Every line that includes the word "JSON" is to be listed.

Extracts from a graphics dataset:

--

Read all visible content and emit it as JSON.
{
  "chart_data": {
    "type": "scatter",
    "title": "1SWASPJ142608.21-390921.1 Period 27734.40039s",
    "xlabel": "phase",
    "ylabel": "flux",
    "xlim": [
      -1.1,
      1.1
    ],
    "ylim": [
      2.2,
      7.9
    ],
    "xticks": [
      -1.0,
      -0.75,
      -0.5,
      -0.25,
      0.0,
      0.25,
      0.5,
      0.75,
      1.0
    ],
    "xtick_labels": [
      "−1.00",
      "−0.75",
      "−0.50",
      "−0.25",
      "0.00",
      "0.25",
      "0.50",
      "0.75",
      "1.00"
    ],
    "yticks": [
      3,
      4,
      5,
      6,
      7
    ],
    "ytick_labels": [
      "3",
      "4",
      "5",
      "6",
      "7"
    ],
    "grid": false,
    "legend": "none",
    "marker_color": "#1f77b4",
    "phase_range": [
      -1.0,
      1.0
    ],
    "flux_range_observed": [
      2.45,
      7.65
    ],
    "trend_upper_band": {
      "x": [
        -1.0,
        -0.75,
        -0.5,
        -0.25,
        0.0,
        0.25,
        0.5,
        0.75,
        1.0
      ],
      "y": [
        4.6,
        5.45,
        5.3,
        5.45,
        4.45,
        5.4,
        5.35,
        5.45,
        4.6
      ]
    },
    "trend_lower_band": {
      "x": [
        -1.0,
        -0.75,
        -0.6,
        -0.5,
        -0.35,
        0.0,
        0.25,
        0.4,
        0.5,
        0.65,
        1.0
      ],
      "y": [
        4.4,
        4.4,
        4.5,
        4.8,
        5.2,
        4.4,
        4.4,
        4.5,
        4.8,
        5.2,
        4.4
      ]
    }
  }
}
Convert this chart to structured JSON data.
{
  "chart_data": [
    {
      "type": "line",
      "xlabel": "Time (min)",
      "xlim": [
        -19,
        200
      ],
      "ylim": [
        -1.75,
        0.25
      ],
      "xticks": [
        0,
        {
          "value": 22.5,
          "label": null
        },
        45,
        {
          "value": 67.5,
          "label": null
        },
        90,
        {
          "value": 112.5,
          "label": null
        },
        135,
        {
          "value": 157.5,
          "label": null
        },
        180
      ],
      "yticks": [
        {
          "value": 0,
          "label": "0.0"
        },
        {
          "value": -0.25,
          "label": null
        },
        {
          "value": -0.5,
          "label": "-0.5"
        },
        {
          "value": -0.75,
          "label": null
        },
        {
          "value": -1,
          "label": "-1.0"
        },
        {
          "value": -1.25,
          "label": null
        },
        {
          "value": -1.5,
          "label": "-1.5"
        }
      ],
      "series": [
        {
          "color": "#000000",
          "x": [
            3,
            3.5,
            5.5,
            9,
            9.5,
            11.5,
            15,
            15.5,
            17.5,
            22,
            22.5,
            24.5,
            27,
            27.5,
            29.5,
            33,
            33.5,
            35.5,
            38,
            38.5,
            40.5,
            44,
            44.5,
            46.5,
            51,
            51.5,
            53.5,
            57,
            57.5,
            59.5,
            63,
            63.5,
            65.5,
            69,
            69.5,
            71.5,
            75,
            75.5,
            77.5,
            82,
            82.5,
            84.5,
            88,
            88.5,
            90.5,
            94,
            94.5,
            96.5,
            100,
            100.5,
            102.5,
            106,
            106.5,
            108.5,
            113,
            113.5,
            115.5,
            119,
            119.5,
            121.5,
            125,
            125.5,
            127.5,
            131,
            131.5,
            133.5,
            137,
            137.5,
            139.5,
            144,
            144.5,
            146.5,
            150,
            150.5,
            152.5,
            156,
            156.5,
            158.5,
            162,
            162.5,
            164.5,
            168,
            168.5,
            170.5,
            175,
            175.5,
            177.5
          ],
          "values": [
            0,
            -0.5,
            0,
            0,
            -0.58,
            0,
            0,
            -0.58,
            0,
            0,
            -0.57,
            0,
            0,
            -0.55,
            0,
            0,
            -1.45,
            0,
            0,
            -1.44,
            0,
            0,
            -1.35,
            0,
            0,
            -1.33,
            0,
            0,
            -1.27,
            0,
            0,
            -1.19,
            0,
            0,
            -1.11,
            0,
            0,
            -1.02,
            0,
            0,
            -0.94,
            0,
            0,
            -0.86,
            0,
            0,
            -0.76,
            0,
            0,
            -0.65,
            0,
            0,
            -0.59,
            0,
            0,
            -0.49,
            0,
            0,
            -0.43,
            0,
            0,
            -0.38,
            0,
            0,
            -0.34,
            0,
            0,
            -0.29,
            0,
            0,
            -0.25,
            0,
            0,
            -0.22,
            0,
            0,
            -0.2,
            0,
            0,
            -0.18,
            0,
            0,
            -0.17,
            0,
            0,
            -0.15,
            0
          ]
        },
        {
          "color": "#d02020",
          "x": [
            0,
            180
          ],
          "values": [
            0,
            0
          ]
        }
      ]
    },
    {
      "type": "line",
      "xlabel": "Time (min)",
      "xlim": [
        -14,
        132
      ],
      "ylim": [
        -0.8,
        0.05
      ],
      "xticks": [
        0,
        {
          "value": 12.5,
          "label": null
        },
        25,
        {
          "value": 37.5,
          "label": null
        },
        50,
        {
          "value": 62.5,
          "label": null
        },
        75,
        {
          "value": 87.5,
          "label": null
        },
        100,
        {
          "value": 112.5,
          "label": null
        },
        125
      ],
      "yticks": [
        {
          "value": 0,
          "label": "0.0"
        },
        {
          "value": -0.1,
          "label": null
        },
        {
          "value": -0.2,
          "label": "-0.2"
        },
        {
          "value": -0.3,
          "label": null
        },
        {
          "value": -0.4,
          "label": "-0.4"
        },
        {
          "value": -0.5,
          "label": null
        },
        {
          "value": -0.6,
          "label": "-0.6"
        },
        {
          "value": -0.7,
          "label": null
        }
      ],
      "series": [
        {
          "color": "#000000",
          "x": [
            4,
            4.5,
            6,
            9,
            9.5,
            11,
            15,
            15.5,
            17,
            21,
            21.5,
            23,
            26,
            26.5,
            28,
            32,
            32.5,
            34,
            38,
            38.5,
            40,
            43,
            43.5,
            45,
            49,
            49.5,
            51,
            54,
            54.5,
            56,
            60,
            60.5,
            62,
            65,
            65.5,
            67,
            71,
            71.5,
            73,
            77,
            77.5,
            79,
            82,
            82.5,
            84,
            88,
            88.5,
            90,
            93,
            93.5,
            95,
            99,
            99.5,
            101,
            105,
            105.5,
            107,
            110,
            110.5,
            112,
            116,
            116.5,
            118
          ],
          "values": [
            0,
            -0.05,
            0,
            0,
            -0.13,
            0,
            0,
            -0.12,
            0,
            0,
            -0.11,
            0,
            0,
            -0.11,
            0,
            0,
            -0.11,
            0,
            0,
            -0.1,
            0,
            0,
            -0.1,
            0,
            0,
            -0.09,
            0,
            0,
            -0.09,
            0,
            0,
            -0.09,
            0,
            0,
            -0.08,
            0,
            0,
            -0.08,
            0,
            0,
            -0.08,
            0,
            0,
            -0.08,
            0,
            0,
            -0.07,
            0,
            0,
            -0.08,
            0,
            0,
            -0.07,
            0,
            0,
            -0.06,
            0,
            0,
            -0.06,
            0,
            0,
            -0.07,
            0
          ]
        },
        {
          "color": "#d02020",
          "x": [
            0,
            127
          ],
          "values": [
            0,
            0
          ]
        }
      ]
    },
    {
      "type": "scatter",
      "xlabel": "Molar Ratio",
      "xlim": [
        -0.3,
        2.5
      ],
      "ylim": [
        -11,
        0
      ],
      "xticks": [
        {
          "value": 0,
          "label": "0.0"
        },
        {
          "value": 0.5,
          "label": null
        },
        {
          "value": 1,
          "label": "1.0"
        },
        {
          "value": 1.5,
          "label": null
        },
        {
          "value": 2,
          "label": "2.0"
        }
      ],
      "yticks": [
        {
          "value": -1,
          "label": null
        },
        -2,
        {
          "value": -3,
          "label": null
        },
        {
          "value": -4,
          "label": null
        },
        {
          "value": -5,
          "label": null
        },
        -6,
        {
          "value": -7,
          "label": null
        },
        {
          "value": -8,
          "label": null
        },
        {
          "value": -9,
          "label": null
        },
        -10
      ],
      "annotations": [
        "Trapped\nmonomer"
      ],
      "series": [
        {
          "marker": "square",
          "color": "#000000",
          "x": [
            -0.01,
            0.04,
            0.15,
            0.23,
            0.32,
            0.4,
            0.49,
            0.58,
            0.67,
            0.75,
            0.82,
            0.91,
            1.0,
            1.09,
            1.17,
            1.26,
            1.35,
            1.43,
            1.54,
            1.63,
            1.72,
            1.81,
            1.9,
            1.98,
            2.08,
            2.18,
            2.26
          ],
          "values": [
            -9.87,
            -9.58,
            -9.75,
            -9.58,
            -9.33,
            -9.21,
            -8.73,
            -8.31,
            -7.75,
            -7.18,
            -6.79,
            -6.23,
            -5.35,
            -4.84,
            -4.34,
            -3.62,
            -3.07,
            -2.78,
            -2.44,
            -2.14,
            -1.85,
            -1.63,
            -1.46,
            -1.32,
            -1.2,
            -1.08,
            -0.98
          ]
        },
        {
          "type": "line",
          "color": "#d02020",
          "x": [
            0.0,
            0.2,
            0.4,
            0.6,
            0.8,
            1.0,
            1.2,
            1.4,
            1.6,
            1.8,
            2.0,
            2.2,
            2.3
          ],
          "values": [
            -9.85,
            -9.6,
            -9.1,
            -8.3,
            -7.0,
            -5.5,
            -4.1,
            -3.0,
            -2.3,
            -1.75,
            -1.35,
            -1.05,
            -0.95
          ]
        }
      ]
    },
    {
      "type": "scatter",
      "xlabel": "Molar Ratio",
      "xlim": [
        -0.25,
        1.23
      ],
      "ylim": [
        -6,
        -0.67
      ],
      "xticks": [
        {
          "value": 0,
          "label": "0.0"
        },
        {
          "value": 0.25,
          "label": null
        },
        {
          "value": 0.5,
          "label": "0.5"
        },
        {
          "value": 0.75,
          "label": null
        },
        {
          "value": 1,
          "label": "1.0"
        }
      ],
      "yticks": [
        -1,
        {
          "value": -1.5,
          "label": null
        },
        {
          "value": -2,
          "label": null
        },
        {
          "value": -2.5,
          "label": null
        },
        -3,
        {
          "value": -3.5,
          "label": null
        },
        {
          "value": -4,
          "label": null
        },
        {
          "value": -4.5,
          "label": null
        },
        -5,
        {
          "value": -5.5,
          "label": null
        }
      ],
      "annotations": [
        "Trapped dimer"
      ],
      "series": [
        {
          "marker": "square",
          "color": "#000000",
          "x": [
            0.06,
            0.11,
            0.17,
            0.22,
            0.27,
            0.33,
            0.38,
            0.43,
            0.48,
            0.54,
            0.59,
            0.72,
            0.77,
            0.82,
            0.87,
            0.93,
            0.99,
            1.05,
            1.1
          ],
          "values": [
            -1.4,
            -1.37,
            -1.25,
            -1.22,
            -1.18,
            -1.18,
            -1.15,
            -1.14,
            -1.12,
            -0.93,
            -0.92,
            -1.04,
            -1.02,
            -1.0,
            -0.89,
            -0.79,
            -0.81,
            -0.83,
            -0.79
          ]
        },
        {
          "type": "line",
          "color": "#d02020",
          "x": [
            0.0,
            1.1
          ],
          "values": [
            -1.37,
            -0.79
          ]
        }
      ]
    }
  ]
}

--

» SOLUTION TO THIS PROBLEM:
Read all visible content and emit it as JSON.
Convert this chart to structured JSON data.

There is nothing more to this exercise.